● TO DO
Write out each line word for word. Drop pictures.

[Records about charts and figures]

-*-

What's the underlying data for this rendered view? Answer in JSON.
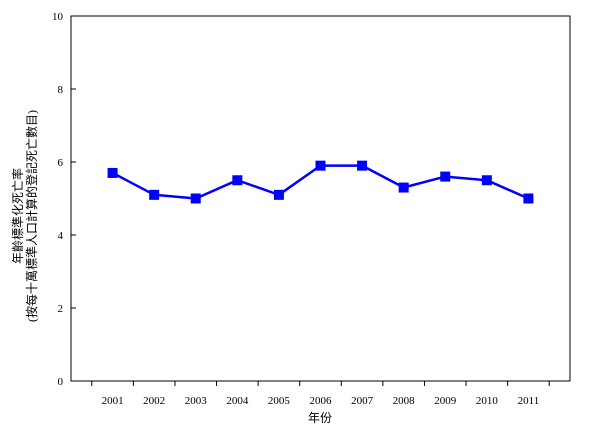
{
  "chart_data": {
    "type": "line",
    "xlabel": "年份",
    "ylabel_line1": "年齡標準化死亡率",
    "ylabel_line2": "(按每十萬標準人口計算的登記死亡數目)",
    "categories": [
      "2001",
      "2002",
      "2003",
      "2004",
      "2005",
      "2006",
      "2007",
      "2008",
      "2009",
      "2010",
      "2011"
    ],
    "yticks": [
      "0",
      "2",
      "4",
      "6",
      "8",
      "10"
    ],
    "ylim": [
      0,
      10
    ],
    "grid": false,
    "series": [
      {
        "values": [
          5.7,
          5.1,
          5.0,
          5.5,
          5.1,
          5.9,
          5.9,
          5.3,
          5.6,
          5.5,
          5.0
        ],
        "color": "#0000ff",
        "marker": "square"
      }
    ]
  }
}
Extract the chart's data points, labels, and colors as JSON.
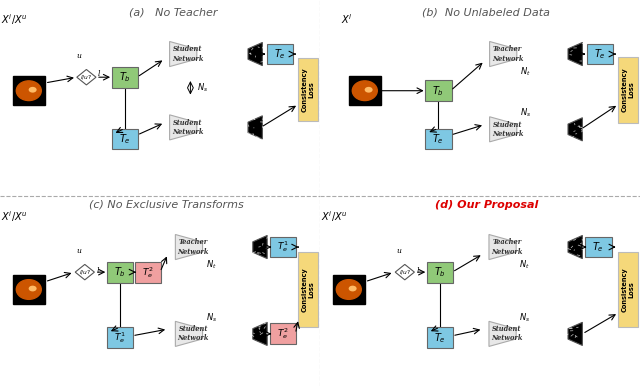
{
  "bg_color": "#ffffff",
  "green": "#90c978",
  "blue": "#7ec8e3",
  "yellow": "#f5d87a",
  "pink": "#f0a0a0",
  "gray_bg": "#e8e8e8",
  "panels": {
    "a": {
      "title": "(a)   No Teacher",
      "title_color": "#555555",
      "title_bold": false,
      "input_label": "$X^i/X^u$",
      "has_diamond": true,
      "upper_network": "Student\nNetwork",
      "lower_network": "Student\nNetwork",
      "upper_network_label": null,
      "lower_network_label": "$N_s$",
      "upper_Te_color": "blue",
      "lower_Te_label": "$T_e$",
      "lower_Te_color": "blue",
      "upper_Te_label": "$T_e$",
      "Tb_label": "$T_b$",
      "has_pink_Te2": false
    },
    "b": {
      "title": "(b)  No Unlabeled Data",
      "title_color": "#555555",
      "title_bold": false,
      "input_label": "$X^l$",
      "has_diamond": false,
      "upper_network": "Teacher\nNetwork",
      "lower_network": "Student\nNetwork",
      "upper_network_label": "$N_t$",
      "lower_network_label": "$N_s$",
      "upper_Te_color": "blue",
      "lower_Te_label": "$T_e$",
      "lower_Te_color": "blue",
      "upper_Te_label": "$T_e$",
      "Tb_label": "$T_b$",
      "has_pink_Te2": false
    },
    "c": {
      "title": "(c) No Exclusive Transforms",
      "title_color": "#555555",
      "title_bold": false,
      "input_label": "$X^i/X^u$",
      "has_diamond": true,
      "upper_network": "Teacher\nNetwork",
      "lower_network": "Student\nNetwork",
      "upper_network_label": "$N_t$",
      "lower_network_label": "$N_s$",
      "upper_Te_color": "blue",
      "lower_Te_label": "$T_e^1$",
      "lower_Te_color": "blue",
      "upper_Te_label": "$T_e^1$",
      "Tb_label": "$T_b$",
      "has_pink_Te2": true,
      "Te2_after_Tb": "$T_e^2$",
      "Te2_output_lower": "$T_e^2$"
    },
    "d": {
      "title": "(d) Our Proposal",
      "title_color": "#dd0000",
      "title_bold": true,
      "input_label": "$X^i/X^u$",
      "has_diamond": true,
      "upper_network": "Teacher\nNetwork",
      "lower_network": "Student\nNetwork",
      "upper_network_label": "$N_t$",
      "lower_network_label": "$N_s$",
      "upper_Te_color": "blue",
      "lower_Te_label": "$T_e$",
      "lower_Te_color": "blue",
      "upper_Te_label": "$T_e$",
      "Tb_label": "$T_b$",
      "has_pink_Te2": false
    }
  }
}
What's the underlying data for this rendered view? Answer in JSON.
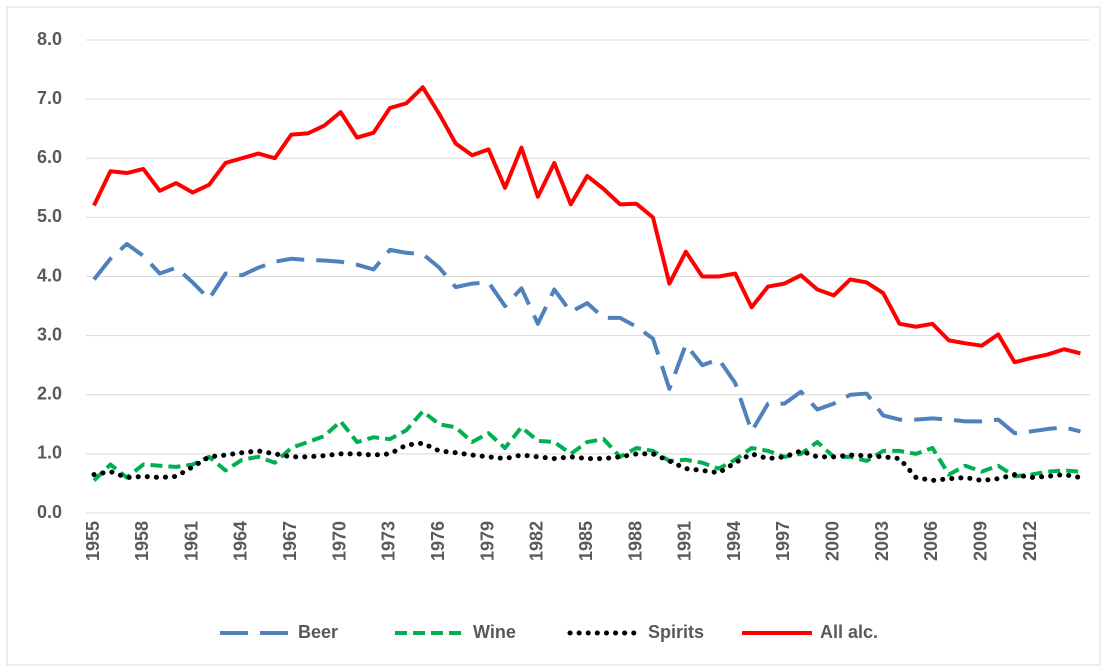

-*-

● RESPONSE
What's the underlying data for this rendered view? Answer in JSON.
{
  "chart_data": {
    "type": "line",
    "xlabel": "年份",
    "ylabel_line1": "年齡標準化死亡率",
    "ylabel_line2": "(按每十萬標準人口計算的登記死亡數目)",
    "categories": [
      "2001",
      "2002",
      "2003",
      "2004",
      "2005",
      "2006",
      "2007",
      "2008",
      "2009",
      "2010",
      "2011"
    ],
    "yticks": [
      "0",
      "2",
      "4",
      "6",
      "8",
      "10"
    ],
    "ylim": [
      0,
      10
    ],
    "grid": false,
    "series": [
      {
        "values": [
          5.7,
          5.1,
          5.0,
          5.5,
          5.1,
          5.9,
          5.9,
          5.3,
          5.6,
          5.5,
          5.0
        ],
        "color": "#0000ff",
        "marker": "square"
      }
    ]
  }
}
Extract the chart's data points, labels, and colors as JSON.
{
  "bg_color": "#ffffff",
  "green": "#90c978",
  "blue": "#7ec8e3",
  "yellow": "#f5d87a",
  "pink": "#f0a0a0",
  "gray_bg": "#e8e8e8",
  "panels": {
    "a": {
      "title": "(a)   No Teacher",
      "title_color": "#555555",
      "title_bold": false,
      "input_label": "$X^i/X^u$",
      "has_diamond": true,
      "upper_network": "Student\nNetwork",
      "lower_network": "Student\nNetwork",
      "upper_network_label": null,
      "lower_network_label": "$N_s$",
      "upper_Te_color": "blue",
      "lower_Te_label": "$T_e$",
      "lower_Te_color": "blue",
      "upper_Te_label": "$T_e$",
      "Tb_label": "$T_b$",
      "has_pink_Te2": false
    },
    "b": {
      "title": "(b)  No Unlabeled Data",
      "title_color": "#555555",
      "title_bold": false,
      "input_label": "$X^l$",
      "has_diamond": false,
      "upper_network": "Teacher\nNetwork",
      "lower_network": "Student\nNetwork",
      "upper_network_label": "$N_t$",
      "lower_network_label": "$N_s$",
      "upper_Te_color": "blue",
      "lower_Te_label": "$T_e$",
      "lower_Te_color": "blue",
      "upper_Te_label": "$T_e$",
      "Tb_label": "$T_b$",
      "has_pink_Te2": false
    },
    "c": {
      "title": "(c) No Exclusive Transforms",
      "title_color": "#555555",
      "title_bold": false,
      "input_label": "$X^i/X^u$",
      "has_diamond": true,
      "upper_network": "Teacher\nNetwork",
      "lower_network": "Student\nNetwork",
      "upper_network_label": "$N_t$",
      "lower_network_label": "$N_s$",
      "upper_Te_color": "blue",
      "lower_Te_label": "$T_e^1$",
      "lower_Te_color": "blue",
      "upper_Te_label": "$T_e^1$",
      "Tb_label": "$T_b$",
      "has_pink_Te2": true,
      "Te2_after_Tb": "$T_e^2$",
      "Te2_output_lower": "$T_e^2$"
    },
    "d": {
      "title": "(d) Our Proposal",
      "title_color": "#dd0000",
      "title_bold": true,
      "input_label": "$X^i/X^u$",
      "has_diamond": true,
      "upper_network": "Teacher\nNetwork",
      "lower_network": "Student\nNetwork",
      "upper_network_label": "$N_t$",
      "lower_network_label": "$N_s$",
      "upper_Te_color": "blue",
      "lower_Te_label": "$T_e$",
      "lower_Te_color": "blue",
      "upper_Te_label": "$T_e$",
      "Tb_label": "$T_b$",
      "has_pink_Te2": false
    }
  }
}
What's the underlying data for this rendered view? Answer in JSON.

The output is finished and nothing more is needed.